# [WHAT THIS TASK INVOLVES]
Format every line of the records below as a Markdown table with the columns No. and Entry. Give each row its number, and leave out any blank lines.

# [DATA TO PROCESS]
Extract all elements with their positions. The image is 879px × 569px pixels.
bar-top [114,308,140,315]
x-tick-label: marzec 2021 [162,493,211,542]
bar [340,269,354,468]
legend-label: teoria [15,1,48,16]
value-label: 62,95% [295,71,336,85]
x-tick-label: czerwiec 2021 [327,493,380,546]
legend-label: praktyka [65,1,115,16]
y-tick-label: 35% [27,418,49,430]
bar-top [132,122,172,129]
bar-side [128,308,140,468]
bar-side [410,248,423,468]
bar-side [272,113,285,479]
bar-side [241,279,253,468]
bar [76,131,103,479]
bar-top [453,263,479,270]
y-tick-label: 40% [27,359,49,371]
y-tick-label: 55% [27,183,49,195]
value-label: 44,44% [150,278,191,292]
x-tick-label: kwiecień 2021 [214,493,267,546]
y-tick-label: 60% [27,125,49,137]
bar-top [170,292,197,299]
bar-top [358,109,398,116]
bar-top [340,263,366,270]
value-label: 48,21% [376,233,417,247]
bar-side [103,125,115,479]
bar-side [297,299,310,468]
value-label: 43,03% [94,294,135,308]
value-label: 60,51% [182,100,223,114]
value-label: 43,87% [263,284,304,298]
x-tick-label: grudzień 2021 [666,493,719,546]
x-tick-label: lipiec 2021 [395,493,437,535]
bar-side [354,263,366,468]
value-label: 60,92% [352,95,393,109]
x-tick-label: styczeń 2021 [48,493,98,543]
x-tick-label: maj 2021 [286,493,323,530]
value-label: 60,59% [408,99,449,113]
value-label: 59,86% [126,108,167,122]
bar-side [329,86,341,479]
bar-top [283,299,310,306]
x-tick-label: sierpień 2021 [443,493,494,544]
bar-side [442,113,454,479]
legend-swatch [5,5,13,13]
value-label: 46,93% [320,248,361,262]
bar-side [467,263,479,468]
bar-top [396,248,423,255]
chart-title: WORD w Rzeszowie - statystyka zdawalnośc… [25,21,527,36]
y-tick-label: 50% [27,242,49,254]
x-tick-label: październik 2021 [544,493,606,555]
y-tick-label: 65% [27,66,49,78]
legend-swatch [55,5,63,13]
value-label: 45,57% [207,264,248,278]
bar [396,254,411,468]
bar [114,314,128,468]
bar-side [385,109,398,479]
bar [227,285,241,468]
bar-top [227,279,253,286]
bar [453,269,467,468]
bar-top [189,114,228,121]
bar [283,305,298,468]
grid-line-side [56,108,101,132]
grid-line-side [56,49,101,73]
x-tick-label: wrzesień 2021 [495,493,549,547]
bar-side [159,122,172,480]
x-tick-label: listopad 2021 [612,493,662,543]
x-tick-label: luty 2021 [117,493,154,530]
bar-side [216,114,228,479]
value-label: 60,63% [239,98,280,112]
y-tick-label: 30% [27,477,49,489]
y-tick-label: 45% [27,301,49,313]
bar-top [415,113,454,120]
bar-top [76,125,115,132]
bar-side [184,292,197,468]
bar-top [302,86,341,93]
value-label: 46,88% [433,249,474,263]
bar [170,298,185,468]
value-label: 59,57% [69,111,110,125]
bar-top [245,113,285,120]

# [SOLUTION TO THIS EXERCISE]
| No. | Entry |
|---|---|
| 1 | Extract all elements with their positions. The image is 879px × 569px pixels. |
| 2 | bar-top [114,308,140,315] |
| 3 | x-tick-label: marzec 2021 [162,493,211,542] |
| 4 | bar [340,269,354,468] |
| 5 | legend-label: teoria [15,1,48,16] |
| 6 | value-label: 62,95% [295,71,336,85] |
| 7 | x-tick-label: czerwiec 2021 [327,493,380,546] |
| 8 | legend-label: praktyka [65,1,115,16] |
| 9 | y-tick-label: 35% [27,418,49,430] |
| 10 | bar-top [132,122,172,129] |
| 11 | bar-side [128,308,140,468] |
| 12 | bar-side [410,248,423,468] |
| 13 | bar-side [272,113,285,479] |
| 14 | bar-side [241,279,253,468] |
| 15 | bar [76,131,103,479] |
| 16 | bar-top [453,263,479,270] |
| 17 | y-tick-label: 40% [27,359,49,371] |
| 18 | y-tick-label: 55% [27,183,49,195] |
| 19 | value-label: 44,44% [150,278,191,292] |
| 20 | x-tick-label: kwiecień 2021 [214,493,267,546] |
| 21 | y-tick-label: 60% [27,125,49,137] |
| 22 | bar-top [170,292,197,299] |
| 23 | bar-top [358,109,398,116] |
| 24 | bar-top [340,263,366,270] |
| 25 | value-label: 48,21% [376,233,417,247] |
| 26 | bar-side [103,125,115,479] |
| 27 | bar-side [297,299,310,468] |
| 28 | value-label: 43,03% [94,294,135,308] |
| 29 | value-label: 60,51% [182,100,223,114] |
| 30 | value-label: 43,87% [263,284,304,298] |
| 31 | x-tick-label: grudzień 2021 [666,493,719,546] |
| 32 | x-tick-label: lipiec 2021 [395,493,437,535] |
| 33 | bar-side [354,263,366,468] |
| 34 | value-label: 60,92% [352,95,393,109] |
| 35 | x-tick-label: styczeń 2021 [48,493,98,543] |
| 36 | x-tick-label: maj 2021 [286,493,323,530] |
| 37 | value-label: 60,59% [408,99,449,113] |
| 38 | value-label: 59,86% [126,108,167,122] |
| 39 | bar-side [329,86,341,479] |
| 40 | bar-top [283,299,310,306] |
| 41 | x-tick-label: sierpień 2021 [443,493,494,544] |
| 42 | bar-side [442,113,454,479] |
| 43 | legend-swatch [5,5,13,13] |
| 44 | value-label: 46,93% [320,248,361,262] |
| 45 | bar-side [467,263,479,468] |
| 46 | bar-top [396,248,423,255] |
| 47 | chart-title: WORD w Rzeszowie - statystyka zdawalnośc… [25,21,527,36] |
| 48 | y-tick-label: 50% [27,242,49,254] |
| 49 | x-tick-label: październik 2021 [544,493,606,555] |
| 50 | y-tick-label: 65% [27,66,49,78] |
| 51 | legend-swatch [55,5,63,13] |
| 52 | value-label: 45,57% [207,264,248,278] |
| 53 | bar [396,254,411,468] |
| 54 | bar [114,314,128,468] |
| 55 | bar-side [385,109,398,479] |
| 56 | bar [227,285,241,468] |
| 57 | bar-top [227,279,253,286] |
| 58 | bar [453,269,467,468] |
| 59 | bar-top [189,114,228,121] |
| 60 | bar [283,305,298,468] |
| 61 | grid-line-side [56,108,101,132] |
| 62 | grid-line-side [56,49,101,73] |
| 63 | x-tick-label: wrzesień 2021 [495,493,549,547] |
| 64 | bar-side [159,122,172,480] |
| 65 | x-tick-label: listopad 2021 [612,493,662,543] |
| 66 | x-tick-label: luty 2021 [117,493,154,530] |
| 67 | bar-side [216,114,228,479] |
| 68 | value-label: 60,63% [239,98,280,112] |
| 69 | y-tick-label: 30% [27,477,49,489] |
| 70 | y-tick-label: 45% [27,301,49,313] |
| 71 | bar-top [415,113,454,120] |
| 72 | bar-top [76,125,115,132] |
| 73 | bar-side [184,292,197,468] |
| 74 | bar-top [302,86,341,93] |
| 75 | value-label: 46,88% [433,249,474,263] |
| 76 | bar [170,298,185,468] |
| 77 | value-label: 59,57% [69,111,110,125] |
| 78 | bar-top [245,113,285,120] |